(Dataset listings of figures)

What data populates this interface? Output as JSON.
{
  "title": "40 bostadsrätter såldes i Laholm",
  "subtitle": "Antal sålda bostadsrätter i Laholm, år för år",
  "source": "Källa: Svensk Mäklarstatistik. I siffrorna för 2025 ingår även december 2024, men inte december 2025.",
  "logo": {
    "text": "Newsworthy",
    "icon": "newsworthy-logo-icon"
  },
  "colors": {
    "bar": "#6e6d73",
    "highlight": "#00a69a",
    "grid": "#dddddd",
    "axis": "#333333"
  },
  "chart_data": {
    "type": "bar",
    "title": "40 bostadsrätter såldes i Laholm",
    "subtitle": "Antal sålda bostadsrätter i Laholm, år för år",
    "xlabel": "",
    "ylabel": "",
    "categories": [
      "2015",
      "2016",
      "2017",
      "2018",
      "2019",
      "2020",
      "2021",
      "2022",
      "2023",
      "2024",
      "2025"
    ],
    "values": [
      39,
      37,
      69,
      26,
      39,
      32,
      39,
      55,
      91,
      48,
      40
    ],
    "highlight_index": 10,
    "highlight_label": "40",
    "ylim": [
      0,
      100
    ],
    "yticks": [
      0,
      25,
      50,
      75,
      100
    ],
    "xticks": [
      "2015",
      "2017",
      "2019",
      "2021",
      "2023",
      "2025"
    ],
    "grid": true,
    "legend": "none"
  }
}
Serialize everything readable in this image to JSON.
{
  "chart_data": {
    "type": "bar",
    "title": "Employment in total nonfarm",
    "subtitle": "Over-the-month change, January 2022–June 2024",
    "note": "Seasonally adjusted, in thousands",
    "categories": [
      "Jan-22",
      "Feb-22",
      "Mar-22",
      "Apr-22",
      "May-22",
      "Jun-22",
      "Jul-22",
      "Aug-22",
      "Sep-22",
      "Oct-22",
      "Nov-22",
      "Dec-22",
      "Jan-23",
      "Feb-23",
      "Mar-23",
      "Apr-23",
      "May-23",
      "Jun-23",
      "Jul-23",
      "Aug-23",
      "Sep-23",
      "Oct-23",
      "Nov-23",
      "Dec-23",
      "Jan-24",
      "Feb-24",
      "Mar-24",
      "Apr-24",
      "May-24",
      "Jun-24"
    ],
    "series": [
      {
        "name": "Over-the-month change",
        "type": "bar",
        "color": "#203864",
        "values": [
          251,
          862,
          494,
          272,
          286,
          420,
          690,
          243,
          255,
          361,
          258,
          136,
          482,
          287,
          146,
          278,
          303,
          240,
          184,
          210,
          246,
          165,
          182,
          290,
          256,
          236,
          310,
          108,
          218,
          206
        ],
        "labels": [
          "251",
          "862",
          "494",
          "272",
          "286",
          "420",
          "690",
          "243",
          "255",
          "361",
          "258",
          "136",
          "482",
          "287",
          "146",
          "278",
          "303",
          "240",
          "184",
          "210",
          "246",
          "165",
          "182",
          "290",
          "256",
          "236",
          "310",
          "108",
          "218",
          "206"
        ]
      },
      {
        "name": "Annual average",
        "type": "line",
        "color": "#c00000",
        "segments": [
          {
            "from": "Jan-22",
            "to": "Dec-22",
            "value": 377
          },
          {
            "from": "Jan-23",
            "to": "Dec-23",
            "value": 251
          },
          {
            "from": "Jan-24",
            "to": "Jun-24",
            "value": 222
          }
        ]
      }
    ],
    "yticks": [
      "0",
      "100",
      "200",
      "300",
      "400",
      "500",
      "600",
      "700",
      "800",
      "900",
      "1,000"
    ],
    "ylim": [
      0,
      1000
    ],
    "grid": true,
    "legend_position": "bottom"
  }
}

PROBLEM:
Take every line from the data above that holds "JSON" and copy it out.

FINISHED TASK:
What data populates this interface? Output as JSON.
Serialize everything readable in this image to JSON.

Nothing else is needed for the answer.